PAGE EXCERPT -
# Fishing About 3 Miles West of GSP Pier



## animalspooker (Jul 13, 2012)

Sunday morning caught 3 ladyfish, yesterday caught 4 pompano, today nothing. All on sand fleas. Any advice to catch more pomps?


----------



## TheLooney1 (Jul 2, 2009)

You caught 4? Sounds like you should be giving out the advice.


----------



## Charlie2 (Oct 2, 2007)

*Pompano*



TheLooney1 said:


> You caught 4? Sounds like you should be giving out the advice.


Amen Brother! This time of the year, 4 Pompano is an excellent catch. 

See Steve's post about surf fish populations. JMHO C2


----------



## Pier#r (Oct 2, 2007)

Right on, unless they are 4" long like the ones I've been seeing lately ;-)


----------



## Charlie2 (Oct 2, 2007)

*ompano Fishing*



Pier#r said:


> Right on, unless they are 4" long like the ones I've been seeing lately ;-)

INFORMATION SHOWN -

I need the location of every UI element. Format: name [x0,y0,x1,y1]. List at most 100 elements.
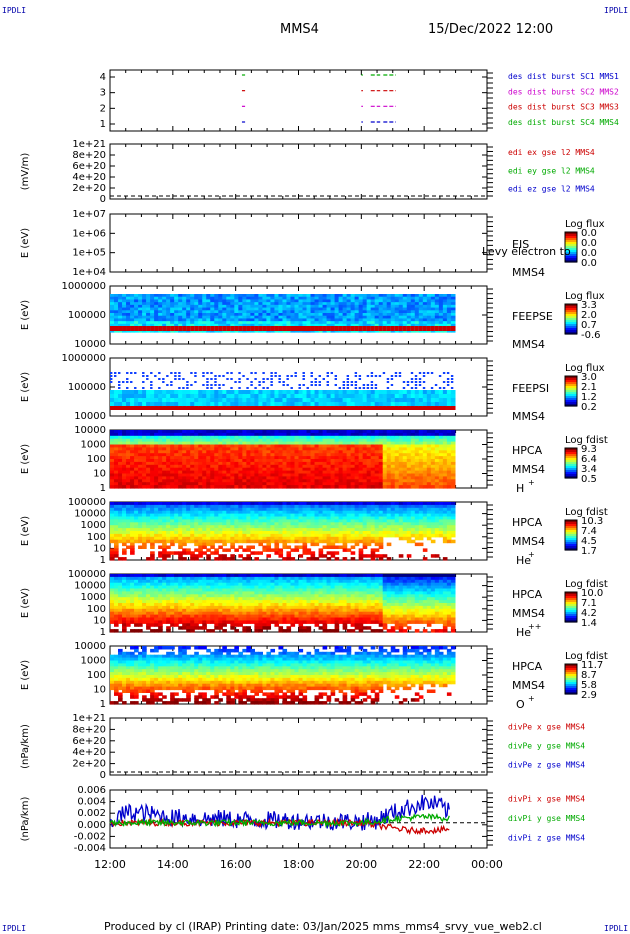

TASK REQUIREMENTS -
1. Print the portion of the pompano fishing thread that begins at "# Fishing About" and ends at "catch more pomps?".
2. In the pompano fishing thread, what bait did animalspooker use to catch the ladyfish and pompano?
3. Go on with the pompano fishing thread from its last line.
The listing comes from an unrelated source.

RESPONSES -
1.
# Fishing About 3 Miles West of GSP Pier



## animalspooker (Jul 13, 2012)

Sunday morning caught 3 ladyfish, yesterday caught 4 pompano, today nothing. All on sand fleas. Any advice to catch more pomps?

2. Sand fleas.

3.
You're going to see massive schools of what I call 'tenners' from now until the cold fronts start over in Texas and Louisiana. You'll see a lot of fish caught with some 'Legals' until then.

I will revert to a flyrod to take advantage of them. Catch and Release only.

It will get better; trust me! JMHO C2


----------



## TheLooney1 (Jul 2, 2009)

Do you fly fish from a boat or shore?


----------



## Charlie2 (Oct 2, 2007)

*Fly Fishinh*



TheLooney1 said:


> Do you fly fish from a boat or shore?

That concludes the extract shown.